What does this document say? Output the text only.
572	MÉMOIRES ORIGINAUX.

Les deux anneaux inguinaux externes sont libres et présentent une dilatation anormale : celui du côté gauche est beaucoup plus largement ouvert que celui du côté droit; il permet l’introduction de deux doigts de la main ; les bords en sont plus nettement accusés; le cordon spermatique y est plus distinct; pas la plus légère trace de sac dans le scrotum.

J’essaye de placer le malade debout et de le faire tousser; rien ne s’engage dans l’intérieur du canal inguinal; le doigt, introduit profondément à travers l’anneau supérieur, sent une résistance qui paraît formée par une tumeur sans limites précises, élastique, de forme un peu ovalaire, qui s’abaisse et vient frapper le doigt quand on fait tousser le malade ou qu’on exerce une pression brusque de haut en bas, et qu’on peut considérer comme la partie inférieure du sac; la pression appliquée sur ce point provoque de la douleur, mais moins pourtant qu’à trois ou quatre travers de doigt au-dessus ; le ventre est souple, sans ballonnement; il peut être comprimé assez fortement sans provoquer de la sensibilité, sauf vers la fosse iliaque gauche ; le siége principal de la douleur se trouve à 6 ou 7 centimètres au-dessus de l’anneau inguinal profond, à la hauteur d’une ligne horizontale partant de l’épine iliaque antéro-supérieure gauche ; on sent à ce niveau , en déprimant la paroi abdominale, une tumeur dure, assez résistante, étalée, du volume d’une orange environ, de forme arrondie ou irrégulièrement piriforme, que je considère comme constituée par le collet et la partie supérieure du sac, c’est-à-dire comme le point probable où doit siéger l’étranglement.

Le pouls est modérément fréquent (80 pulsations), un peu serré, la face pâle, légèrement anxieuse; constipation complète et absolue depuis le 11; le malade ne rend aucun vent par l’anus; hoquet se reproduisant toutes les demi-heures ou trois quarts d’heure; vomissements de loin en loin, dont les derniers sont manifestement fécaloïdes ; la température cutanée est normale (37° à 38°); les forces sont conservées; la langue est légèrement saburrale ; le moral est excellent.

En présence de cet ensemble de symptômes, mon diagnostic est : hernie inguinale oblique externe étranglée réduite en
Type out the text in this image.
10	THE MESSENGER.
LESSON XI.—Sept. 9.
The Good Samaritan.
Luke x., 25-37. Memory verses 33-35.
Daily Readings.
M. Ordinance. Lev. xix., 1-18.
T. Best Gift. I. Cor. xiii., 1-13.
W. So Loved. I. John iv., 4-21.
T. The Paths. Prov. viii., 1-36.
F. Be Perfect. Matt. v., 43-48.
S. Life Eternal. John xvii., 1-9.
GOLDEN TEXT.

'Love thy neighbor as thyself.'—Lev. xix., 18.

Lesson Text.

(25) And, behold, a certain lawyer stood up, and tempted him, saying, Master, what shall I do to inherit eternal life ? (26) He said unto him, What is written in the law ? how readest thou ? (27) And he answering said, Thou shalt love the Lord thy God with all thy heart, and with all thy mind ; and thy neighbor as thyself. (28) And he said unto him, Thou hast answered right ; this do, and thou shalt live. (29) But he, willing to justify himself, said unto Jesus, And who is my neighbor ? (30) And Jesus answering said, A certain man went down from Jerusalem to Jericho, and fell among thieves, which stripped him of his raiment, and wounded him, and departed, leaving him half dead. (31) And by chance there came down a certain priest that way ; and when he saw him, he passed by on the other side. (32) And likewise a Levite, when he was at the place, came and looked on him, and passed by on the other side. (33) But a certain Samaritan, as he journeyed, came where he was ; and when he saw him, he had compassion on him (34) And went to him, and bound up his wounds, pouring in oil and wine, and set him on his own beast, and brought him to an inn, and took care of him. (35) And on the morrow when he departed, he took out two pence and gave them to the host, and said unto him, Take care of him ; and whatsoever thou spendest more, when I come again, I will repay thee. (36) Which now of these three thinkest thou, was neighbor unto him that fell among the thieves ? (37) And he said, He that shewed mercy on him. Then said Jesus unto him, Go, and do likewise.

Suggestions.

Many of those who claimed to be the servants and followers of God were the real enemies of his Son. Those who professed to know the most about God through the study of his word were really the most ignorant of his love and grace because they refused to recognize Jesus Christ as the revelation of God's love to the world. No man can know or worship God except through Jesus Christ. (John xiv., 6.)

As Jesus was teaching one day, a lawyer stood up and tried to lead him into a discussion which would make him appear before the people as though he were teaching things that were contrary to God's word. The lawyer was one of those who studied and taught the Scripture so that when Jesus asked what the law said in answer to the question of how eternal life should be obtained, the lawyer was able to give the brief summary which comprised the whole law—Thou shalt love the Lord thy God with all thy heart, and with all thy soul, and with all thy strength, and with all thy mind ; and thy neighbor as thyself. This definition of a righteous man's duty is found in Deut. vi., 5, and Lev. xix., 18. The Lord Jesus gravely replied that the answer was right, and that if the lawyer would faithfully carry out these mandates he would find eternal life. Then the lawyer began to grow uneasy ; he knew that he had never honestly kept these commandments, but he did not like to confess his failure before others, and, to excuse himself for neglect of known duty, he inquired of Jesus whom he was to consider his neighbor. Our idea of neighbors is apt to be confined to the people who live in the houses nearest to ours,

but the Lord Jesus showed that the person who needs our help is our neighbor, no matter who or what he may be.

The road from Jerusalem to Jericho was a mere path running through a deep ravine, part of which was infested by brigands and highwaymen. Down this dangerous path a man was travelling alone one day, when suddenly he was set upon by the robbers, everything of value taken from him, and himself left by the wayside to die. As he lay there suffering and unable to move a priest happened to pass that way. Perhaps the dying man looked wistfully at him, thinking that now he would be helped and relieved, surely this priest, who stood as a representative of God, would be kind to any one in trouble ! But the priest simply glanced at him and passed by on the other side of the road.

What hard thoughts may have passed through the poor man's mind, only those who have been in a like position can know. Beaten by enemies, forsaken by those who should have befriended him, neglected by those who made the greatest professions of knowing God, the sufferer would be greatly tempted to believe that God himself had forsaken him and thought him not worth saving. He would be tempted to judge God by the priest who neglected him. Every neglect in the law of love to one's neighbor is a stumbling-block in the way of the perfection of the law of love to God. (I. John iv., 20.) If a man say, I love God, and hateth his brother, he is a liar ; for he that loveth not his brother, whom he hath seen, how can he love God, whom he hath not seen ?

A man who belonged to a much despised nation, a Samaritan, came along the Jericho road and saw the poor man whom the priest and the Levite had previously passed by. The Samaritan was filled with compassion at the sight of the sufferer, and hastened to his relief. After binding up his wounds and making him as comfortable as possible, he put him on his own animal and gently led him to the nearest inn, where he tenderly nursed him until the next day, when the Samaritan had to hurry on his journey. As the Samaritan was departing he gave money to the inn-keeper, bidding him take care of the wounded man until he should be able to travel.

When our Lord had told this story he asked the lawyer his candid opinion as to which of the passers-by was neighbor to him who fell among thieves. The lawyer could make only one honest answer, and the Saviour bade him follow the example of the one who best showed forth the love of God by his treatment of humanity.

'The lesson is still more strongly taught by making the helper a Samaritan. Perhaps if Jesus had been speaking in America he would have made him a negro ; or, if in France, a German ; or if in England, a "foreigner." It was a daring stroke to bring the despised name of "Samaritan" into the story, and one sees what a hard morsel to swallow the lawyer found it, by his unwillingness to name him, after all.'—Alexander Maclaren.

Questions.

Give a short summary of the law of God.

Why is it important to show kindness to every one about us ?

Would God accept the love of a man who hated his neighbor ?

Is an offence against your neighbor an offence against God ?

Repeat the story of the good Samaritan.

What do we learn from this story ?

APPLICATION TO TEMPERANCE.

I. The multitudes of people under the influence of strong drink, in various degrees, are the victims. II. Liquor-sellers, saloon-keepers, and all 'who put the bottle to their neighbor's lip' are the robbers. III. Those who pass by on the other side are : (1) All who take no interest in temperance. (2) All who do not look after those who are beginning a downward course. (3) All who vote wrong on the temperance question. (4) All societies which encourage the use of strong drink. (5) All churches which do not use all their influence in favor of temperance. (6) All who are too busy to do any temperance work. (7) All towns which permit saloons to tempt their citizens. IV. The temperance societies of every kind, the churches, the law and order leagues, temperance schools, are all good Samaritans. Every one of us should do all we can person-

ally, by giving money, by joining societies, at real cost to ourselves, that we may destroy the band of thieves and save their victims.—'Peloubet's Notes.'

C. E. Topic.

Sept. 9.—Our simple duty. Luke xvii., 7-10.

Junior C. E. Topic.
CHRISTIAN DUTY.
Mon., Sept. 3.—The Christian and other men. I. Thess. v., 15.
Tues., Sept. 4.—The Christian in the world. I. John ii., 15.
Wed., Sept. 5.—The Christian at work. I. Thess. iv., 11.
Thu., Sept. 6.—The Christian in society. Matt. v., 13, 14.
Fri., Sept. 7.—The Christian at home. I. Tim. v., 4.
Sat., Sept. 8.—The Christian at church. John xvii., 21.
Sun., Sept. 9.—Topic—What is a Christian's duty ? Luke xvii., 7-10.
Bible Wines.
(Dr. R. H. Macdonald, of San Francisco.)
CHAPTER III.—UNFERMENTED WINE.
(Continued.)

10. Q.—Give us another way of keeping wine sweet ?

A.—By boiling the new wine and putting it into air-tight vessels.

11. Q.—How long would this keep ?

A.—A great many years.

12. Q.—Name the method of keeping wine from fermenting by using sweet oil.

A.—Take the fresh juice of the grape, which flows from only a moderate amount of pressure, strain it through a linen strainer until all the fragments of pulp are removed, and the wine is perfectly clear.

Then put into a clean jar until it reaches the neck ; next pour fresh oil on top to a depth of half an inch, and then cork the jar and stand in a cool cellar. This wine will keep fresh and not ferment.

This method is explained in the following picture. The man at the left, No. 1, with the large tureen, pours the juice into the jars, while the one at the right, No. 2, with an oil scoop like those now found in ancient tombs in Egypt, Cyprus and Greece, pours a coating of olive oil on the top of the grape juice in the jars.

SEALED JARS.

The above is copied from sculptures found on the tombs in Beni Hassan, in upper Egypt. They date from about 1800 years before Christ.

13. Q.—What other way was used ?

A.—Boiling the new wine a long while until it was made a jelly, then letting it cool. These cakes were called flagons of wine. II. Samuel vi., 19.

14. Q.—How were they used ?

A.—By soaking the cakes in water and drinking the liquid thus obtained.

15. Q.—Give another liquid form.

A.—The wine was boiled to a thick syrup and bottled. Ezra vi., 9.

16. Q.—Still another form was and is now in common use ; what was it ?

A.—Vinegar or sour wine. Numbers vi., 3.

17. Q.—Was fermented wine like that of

################

Problem description. Identify the lines above with the word "Egypt". Copy them.

Solved exercise.
This method is explained in the following picture. The man at the left, No. 1, with the large tureen, pours the juice into the jars, while the one at the right, No. 2, with an oil scoop like those now found in ancient tombs in Egypt, Cyprus and Greece, pours a coating of olive oil on the top of the grape juice in the jars.
The above is copied from sculptures found on the tombs in Beni Hassan, in upper Egypt. They date from about 1800 years before Christ.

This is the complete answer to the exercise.